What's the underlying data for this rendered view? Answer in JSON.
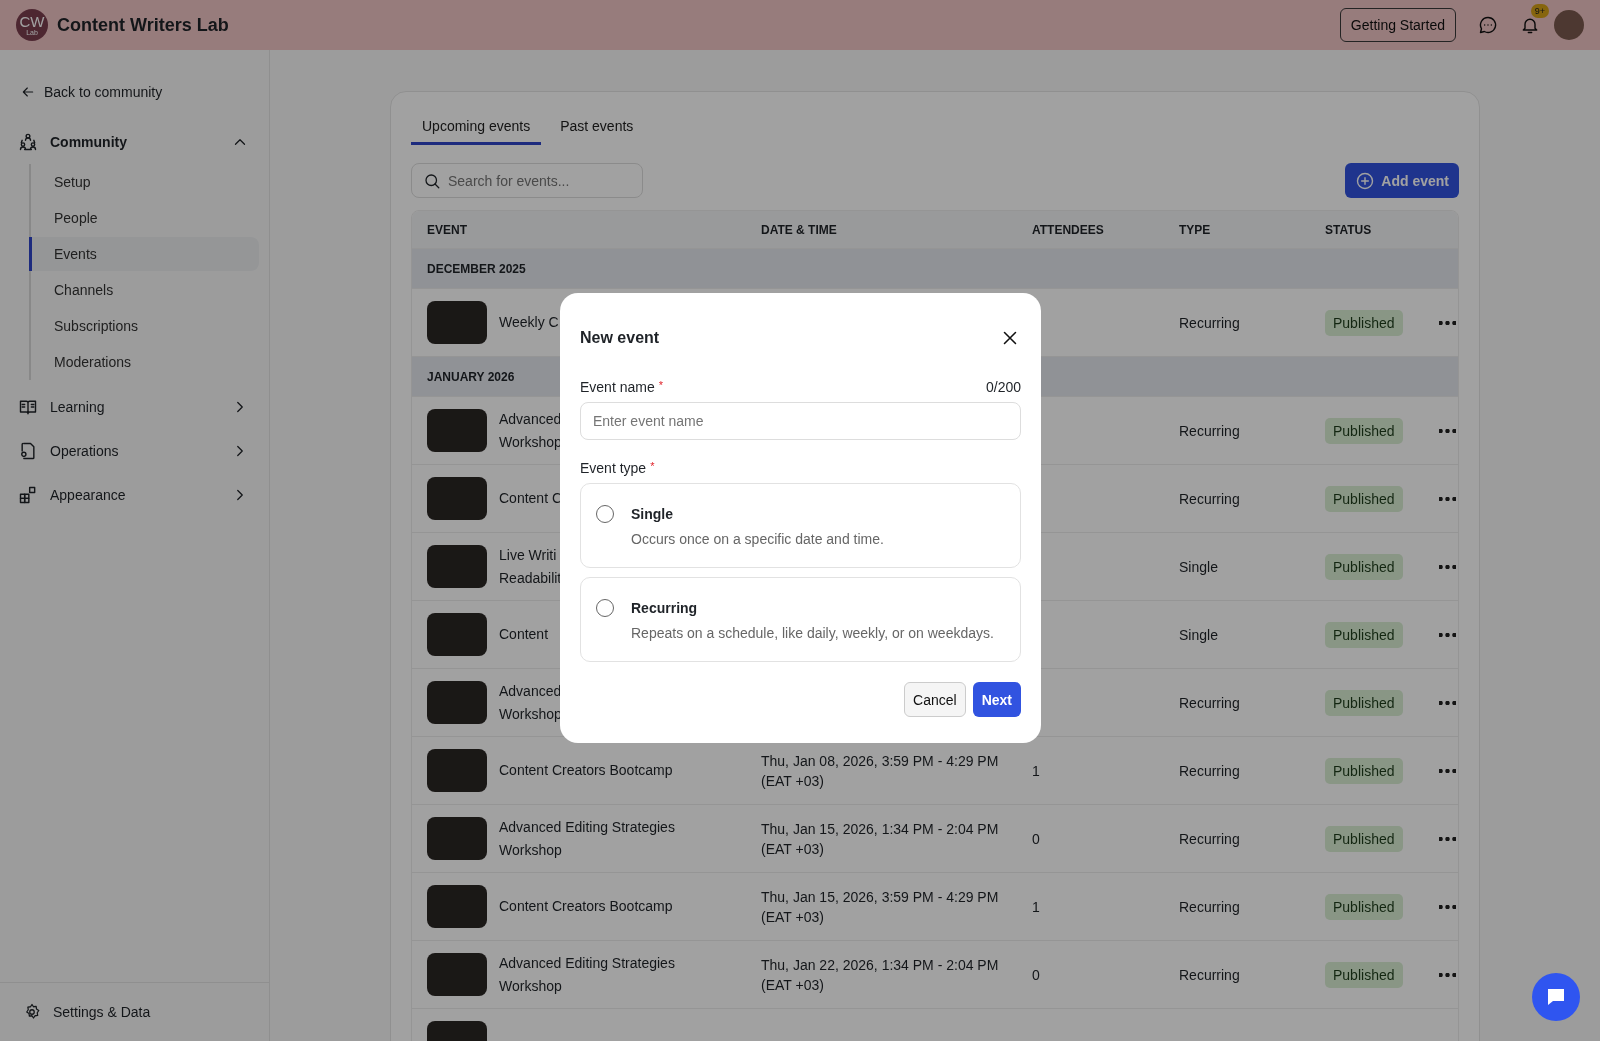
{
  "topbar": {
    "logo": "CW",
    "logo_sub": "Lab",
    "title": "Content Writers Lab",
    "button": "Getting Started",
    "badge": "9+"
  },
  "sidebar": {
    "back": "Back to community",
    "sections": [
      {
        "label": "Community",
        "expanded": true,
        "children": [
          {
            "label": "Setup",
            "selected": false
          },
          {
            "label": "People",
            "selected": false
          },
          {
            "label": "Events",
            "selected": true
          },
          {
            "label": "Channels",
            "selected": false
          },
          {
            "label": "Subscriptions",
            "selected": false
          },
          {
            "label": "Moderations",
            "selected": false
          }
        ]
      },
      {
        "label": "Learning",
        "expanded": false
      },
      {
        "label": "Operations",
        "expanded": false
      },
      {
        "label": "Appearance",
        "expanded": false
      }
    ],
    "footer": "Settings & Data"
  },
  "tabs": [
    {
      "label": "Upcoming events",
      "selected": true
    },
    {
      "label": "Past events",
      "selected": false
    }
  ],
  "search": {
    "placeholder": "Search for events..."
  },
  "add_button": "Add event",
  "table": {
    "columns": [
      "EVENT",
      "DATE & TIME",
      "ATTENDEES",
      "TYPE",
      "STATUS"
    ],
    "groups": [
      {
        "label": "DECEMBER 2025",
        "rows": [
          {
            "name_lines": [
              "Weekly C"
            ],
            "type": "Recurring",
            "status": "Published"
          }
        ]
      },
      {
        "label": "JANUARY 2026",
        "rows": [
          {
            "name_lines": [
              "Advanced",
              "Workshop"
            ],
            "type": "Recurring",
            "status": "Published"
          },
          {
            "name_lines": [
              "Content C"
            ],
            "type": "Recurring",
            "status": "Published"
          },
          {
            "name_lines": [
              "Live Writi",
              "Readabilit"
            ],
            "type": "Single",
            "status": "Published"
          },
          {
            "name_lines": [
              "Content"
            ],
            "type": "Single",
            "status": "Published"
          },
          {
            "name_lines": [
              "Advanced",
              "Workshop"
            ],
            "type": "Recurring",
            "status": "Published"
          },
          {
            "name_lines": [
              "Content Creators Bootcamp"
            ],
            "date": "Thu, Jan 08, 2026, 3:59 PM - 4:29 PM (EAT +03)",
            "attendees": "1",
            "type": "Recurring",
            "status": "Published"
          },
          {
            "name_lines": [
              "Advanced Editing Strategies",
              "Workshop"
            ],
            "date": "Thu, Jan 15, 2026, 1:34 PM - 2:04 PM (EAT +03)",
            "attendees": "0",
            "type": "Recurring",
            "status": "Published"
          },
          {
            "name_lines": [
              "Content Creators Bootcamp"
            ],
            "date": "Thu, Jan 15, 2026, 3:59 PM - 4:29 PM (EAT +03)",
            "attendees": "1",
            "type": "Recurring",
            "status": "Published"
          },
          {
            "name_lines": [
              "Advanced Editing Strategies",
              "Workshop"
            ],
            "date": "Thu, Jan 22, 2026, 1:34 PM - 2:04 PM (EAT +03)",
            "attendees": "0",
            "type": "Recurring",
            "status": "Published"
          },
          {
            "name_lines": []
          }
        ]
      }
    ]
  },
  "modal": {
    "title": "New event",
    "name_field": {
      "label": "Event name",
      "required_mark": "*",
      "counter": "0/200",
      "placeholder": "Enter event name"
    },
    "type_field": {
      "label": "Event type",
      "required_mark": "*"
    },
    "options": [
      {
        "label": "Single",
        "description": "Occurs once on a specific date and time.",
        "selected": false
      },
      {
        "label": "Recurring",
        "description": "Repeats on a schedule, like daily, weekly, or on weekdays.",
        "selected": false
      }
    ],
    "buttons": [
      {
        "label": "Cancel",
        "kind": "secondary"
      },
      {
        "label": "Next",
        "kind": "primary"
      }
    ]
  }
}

- [INSTRUCTIONS TO FOLLOW]
Reproduce the material above verbatim; omit every picture.

- [SOLUTION FOR THIS EXERCISE]
What's the underlying data for this rendered view? Answer in JSON.
{
  "topbar": {
    "logo": "CW",
    "logo_sub": "Lab",
    "title": "Content Writers Lab",
    "button": "Getting Started",
    "badge": "9+"
  },
  "sidebar": {
    "back": "Back to community",
    "sections": [
      {
        "label": "Community",
        "expanded": true,
        "children": [
          {
            "label": "Setup",
            "selected": false
          },
          {
            "label": "People",
            "selected": false
          },
          {
            "label": "Events",
            "selected": true
          },
          {
            "label": "Channels",
            "selected": false
          },
          {
            "label": "Subscriptions",
            "selected": false
          },
          {
            "label": "Moderations",
            "selected": false
          }
        ]
      },
      {
        "label": "Learning",
        "expanded": false
      },
      {
        "label": "Operations",
        "expanded": false
      },
      {
        "label": "Appearance",
        "expanded": false
      }
    ],
    "footer": "Settings & Data"
  },
  "tabs": [
    {
      "label": "Upcoming events",
      "selected": true
    },
    {
      "label": "Past events",
      "selected": false
    }
  ],
  "search": {
    "placeholder": "Search for events..."
  },
  "add_button": "Add event",
  "table": {
    "columns": [
      "EVENT",
      "DATE & TIME",
      "ATTENDEES",
      "TYPE",
      "STATUS"
    ],
    "groups": [
      {
        "label": "DECEMBER 2025",
        "rows": [
          {
            "name_lines": [
              "Weekly C"
            ],
            "type": "Recurring",
            "status": "Published"
          }
        ]
      },
      {
        "label": "JANUARY 2026",
        "rows": [
          {
            "name_lines": [
              "Advanced",
              "Workshop"
            ],
            "type": "Recurring",
            "status": "Published"
          },
          {
            "name_lines": [
              "Content C"
            ],
            "type": "Recurring",
            "status": "Published"
          },
          {
            "name_lines": [
              "Live Writi",
              "Readabilit"
            ],
            "type": "Single",
            "status": "Published"
          },
          {
            "name_lines": [
              "Content"
            ],
            "type": "Single",
            "status": "Published"
          },
          {
            "name_lines": [
              "Advanced",
              "Workshop"
            ],
            "type": "Recurring",
            "status": "Published"
          },
          {
            "name_lines": [
              "Content Creators Bootcamp"
            ],
            "date": "Thu, Jan 08, 2026, 3:59 PM - 4:29 PM (EAT +03)",
            "attendees": "1",
            "type": "Recurring",
            "status": "Published"
          },
          {
            "name_lines": [
              "Advanced Editing Strategies",
              "Workshop"
            ],
            "date": "Thu, Jan 15, 2026, 1:34 PM - 2:04 PM (EAT +03)",
            "attendees": "0",
            "type": "Recurring",
            "status": "Published"
          },
          {
            "name_lines": [
              "Content Creators Bootcamp"
            ],
            "date": "Thu, Jan 15, 2026, 3:59 PM - 4:29 PM (EAT +03)",
            "attendees": "1",
            "type": "Recurring",
            "status": "Published"
          },
          {
            "name_lines": [
              "Advanced Editing Strategies",
              "Workshop"
            ],
            "date": "Thu, Jan 22, 2026, 1:34 PM - 2:04 PM (EAT +03)",
            "attendees": "0",
            "type": "Recurring",
            "status": "Published"
          },
          {
            "name_lines": []
          }
        ]
      }
    ]
  },
  "modal": {
    "title": "New event",
    "name_field": {
      "label": "Event name",
      "required_mark": "*",
      "counter": "0/200",
      "placeholder": "Enter event name"
    },
    "type_field": {
      "label": "Event type",
      "required_mark": "*"
    },
    "options": [
      {
        "label": "Single",
        "description": "Occurs once on a specific date and time.",
        "selected": false
      },
      {
        "label": "Recurring",
        "description": "Repeats on a schedule, like daily, weekly, or on weekdays.",
        "selected": false
      }
    ],
    "buttons": [
      {
        "label": "Cancel",
        "kind": "secondary"
      },
      {
        "label": "Next",
        "kind": "primary"
      }
    ]
  }
}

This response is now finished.